Task goal
Check each line below for the word "JSON" and give the number of lines that have it, nothing more.
--- START ---
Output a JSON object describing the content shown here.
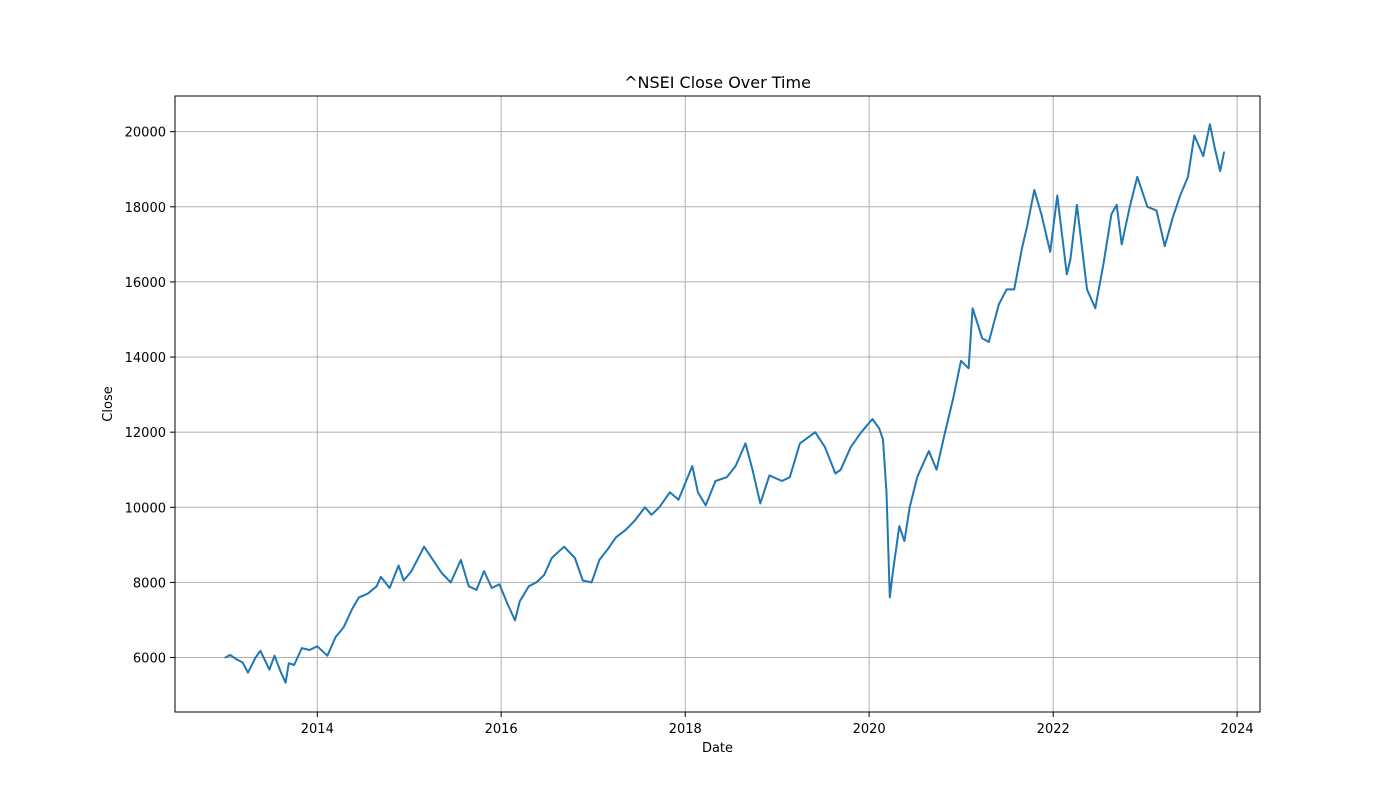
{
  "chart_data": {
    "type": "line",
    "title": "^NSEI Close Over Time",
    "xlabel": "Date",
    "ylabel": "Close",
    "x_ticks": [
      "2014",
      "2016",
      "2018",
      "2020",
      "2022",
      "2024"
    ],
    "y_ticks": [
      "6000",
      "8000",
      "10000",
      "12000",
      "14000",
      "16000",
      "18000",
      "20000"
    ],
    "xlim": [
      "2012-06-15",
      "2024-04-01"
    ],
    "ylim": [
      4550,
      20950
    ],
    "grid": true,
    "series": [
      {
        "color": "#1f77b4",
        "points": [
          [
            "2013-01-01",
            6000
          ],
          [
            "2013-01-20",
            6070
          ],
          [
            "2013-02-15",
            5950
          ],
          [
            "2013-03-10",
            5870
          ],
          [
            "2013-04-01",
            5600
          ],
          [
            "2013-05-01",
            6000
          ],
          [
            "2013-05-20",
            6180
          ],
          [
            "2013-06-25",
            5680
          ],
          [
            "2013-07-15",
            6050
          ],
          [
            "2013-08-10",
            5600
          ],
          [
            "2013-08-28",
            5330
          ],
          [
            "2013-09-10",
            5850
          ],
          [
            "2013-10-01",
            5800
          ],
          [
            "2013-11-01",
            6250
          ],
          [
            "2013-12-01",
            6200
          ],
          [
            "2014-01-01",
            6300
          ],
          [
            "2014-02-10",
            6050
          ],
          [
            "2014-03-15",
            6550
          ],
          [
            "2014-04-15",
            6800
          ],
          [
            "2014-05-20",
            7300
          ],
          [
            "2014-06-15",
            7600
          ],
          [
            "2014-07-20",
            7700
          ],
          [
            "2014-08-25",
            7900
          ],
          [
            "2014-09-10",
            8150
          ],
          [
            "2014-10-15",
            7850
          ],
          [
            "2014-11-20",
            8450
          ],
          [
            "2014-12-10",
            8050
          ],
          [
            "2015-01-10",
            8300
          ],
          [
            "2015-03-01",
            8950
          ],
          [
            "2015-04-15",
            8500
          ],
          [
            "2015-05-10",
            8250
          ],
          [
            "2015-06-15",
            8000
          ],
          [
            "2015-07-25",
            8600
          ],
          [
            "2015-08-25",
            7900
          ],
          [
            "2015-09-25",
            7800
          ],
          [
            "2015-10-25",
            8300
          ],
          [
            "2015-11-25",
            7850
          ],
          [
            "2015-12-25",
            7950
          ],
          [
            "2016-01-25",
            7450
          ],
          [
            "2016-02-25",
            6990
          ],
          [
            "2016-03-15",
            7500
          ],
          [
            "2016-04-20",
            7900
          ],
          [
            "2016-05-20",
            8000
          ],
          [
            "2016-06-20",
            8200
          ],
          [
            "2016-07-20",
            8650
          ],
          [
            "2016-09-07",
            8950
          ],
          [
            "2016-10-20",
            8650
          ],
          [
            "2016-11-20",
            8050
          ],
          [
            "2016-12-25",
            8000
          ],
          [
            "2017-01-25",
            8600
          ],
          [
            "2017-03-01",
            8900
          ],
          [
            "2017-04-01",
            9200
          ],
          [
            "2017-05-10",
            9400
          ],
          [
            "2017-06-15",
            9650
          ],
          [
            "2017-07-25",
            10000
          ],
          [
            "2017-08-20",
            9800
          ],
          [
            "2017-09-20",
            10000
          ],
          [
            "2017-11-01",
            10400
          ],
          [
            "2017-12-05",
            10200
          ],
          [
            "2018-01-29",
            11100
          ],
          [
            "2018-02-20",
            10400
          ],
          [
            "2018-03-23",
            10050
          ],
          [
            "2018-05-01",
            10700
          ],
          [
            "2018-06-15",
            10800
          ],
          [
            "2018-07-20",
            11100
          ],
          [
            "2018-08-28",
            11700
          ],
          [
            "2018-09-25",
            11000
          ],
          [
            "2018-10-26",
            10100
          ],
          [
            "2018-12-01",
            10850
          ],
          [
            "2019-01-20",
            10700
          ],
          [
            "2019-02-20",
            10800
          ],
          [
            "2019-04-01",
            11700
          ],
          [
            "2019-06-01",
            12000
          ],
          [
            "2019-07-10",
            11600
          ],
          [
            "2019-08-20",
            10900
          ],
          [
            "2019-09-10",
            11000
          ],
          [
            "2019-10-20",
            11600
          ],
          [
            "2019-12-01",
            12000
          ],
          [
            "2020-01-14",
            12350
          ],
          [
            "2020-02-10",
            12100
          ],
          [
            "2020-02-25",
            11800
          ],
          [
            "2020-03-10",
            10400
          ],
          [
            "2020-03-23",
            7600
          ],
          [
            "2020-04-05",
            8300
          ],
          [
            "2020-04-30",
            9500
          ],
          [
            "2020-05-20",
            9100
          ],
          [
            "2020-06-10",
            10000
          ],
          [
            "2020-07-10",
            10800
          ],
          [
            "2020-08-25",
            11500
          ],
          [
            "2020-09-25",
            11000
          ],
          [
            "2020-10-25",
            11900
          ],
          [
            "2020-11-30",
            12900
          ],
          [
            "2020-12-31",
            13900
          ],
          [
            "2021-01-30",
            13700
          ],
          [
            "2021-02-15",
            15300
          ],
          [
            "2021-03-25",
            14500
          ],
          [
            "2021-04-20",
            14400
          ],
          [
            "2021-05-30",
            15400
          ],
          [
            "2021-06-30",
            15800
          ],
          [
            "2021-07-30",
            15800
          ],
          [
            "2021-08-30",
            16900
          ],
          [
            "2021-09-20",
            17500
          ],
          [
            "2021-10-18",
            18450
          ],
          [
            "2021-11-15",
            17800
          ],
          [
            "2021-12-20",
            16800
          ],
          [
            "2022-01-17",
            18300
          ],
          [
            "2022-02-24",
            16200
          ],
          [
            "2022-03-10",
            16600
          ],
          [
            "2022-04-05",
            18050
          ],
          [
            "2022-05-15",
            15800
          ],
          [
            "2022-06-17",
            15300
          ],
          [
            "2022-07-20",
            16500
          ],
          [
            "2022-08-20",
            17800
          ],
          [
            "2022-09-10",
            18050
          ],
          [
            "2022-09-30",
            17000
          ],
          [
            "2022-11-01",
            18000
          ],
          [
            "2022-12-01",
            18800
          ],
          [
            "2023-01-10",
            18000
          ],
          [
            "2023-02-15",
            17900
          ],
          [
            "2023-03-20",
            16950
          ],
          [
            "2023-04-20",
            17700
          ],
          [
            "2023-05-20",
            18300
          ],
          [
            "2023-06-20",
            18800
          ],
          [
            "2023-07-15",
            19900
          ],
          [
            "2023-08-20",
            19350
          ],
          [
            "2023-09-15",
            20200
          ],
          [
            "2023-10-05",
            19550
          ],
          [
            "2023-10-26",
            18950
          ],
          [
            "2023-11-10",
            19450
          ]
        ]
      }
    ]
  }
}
--- END ---
--- START ---
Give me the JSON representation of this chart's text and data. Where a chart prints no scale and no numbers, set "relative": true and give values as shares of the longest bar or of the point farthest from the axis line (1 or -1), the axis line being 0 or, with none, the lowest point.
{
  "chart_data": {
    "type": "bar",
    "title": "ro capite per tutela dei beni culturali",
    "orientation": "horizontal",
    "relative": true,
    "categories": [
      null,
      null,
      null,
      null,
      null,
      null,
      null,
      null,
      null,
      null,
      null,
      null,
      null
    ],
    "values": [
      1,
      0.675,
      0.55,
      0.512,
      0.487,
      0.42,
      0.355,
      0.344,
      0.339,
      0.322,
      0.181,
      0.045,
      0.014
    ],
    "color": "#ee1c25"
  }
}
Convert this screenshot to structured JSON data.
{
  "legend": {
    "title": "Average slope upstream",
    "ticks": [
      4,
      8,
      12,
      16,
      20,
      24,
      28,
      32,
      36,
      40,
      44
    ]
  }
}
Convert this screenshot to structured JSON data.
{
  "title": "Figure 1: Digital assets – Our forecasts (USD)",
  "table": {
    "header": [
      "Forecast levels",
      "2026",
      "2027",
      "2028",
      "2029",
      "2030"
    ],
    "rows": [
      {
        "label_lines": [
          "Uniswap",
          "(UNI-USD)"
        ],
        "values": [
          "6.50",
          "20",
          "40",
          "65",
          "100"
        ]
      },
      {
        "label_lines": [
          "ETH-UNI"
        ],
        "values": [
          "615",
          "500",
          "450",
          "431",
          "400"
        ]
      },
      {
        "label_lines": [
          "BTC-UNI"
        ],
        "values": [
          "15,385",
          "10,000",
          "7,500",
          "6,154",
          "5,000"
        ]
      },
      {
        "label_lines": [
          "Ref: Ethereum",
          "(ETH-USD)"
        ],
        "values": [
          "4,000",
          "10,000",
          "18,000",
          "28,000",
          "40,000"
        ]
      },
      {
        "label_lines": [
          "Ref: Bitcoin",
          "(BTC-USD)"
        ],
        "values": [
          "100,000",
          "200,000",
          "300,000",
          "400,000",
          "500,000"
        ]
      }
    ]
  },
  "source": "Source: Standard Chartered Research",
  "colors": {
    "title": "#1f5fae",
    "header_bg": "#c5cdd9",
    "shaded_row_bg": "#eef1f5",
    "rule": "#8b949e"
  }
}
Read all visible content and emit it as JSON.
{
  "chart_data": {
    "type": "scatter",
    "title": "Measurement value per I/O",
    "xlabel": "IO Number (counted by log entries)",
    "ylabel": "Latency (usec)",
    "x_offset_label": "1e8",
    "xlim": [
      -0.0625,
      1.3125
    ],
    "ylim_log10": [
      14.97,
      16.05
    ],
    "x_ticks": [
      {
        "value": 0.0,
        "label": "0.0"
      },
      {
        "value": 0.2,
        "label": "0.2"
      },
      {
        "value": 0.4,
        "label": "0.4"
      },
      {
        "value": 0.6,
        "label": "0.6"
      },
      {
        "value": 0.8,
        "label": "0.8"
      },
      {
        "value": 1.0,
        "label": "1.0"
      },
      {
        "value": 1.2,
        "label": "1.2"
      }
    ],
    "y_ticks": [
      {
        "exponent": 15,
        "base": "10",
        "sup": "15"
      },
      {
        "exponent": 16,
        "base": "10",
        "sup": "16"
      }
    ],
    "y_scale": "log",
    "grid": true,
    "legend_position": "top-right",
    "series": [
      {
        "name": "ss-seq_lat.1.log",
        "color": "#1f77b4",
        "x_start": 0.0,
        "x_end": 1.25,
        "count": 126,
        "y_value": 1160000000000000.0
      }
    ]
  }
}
--- END ---
Final answer
5